WHAT YOU ARE ASKED TO DO: Within the listing below, locate all lines containing the word "pancreáticas". Copy each one.

RECORDS TO PROCESS:
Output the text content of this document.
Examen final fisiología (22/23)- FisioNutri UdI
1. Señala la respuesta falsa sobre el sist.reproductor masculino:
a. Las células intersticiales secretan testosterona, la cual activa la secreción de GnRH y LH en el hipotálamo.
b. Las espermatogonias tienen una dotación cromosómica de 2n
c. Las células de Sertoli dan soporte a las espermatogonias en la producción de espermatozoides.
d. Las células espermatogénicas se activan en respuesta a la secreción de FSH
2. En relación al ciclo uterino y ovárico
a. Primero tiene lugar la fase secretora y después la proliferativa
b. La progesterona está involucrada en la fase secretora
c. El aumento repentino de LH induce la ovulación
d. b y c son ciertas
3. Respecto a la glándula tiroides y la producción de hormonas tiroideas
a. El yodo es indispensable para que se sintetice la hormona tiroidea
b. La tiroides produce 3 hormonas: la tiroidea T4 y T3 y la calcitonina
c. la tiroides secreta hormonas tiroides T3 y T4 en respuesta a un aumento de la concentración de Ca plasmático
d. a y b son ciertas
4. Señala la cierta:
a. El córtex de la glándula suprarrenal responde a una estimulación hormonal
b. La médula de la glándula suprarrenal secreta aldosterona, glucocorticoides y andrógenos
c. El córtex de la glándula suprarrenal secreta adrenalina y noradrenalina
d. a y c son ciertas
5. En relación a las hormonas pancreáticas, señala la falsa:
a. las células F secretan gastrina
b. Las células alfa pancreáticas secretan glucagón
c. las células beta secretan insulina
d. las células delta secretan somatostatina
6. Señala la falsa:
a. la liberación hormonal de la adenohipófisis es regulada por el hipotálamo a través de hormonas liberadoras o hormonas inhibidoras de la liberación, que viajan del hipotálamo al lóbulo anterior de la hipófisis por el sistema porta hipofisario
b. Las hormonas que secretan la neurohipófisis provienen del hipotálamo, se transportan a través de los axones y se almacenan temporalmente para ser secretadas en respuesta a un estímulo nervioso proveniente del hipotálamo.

TASK RESPONSE:
5. En relación a las hormonas pancreáticas, señala la falsa:
b. Las células alfa pancreáticas secretan glucagón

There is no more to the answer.